▶ **Work to do**: In the records that follow, show each line where the word "text" is present.
## start Record set
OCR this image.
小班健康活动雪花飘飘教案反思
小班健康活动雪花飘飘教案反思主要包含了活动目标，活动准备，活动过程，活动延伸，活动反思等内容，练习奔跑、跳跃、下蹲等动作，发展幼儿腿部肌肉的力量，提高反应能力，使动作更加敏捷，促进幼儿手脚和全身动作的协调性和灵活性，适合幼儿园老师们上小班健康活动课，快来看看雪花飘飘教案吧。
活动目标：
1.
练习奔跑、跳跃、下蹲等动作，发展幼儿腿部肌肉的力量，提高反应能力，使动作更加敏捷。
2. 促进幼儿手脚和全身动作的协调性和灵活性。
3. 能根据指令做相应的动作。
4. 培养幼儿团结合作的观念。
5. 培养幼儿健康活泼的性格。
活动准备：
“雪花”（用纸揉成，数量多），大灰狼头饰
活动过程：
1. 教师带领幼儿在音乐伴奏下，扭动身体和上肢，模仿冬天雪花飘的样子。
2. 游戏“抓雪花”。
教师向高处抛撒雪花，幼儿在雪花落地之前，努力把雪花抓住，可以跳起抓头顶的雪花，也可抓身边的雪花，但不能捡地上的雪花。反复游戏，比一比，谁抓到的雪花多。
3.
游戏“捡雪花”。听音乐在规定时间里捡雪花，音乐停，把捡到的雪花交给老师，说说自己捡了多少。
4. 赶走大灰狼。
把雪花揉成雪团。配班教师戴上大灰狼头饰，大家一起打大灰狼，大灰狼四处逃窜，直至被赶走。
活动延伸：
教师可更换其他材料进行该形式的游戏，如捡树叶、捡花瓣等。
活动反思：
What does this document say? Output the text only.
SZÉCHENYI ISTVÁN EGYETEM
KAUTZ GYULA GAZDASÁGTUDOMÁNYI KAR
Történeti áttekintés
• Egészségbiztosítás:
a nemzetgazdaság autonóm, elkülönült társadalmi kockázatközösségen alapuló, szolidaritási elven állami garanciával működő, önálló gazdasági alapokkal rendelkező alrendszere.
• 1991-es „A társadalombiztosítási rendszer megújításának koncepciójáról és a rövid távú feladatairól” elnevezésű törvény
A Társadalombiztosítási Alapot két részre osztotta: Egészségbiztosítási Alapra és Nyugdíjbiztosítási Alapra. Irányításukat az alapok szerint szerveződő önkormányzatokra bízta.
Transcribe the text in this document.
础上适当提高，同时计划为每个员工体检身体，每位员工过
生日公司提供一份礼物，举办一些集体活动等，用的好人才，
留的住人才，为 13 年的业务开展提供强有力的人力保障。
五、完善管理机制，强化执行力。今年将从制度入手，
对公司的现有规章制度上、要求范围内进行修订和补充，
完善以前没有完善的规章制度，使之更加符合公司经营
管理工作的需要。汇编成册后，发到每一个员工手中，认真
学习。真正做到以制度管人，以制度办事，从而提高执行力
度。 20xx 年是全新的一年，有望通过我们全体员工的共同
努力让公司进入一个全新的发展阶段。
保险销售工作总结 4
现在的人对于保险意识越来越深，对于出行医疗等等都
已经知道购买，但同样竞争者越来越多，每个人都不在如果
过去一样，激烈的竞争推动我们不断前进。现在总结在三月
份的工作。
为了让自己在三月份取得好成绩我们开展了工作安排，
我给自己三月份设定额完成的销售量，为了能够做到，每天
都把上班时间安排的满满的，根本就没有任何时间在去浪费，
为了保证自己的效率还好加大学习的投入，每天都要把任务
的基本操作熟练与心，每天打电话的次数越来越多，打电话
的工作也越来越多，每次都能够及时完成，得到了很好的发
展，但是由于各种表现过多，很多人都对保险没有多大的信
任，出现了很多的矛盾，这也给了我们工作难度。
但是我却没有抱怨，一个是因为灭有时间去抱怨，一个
## end Record set
▶ **Answer to this problem**:
What does this document say? Output the text only.
Transcribe the text in this document.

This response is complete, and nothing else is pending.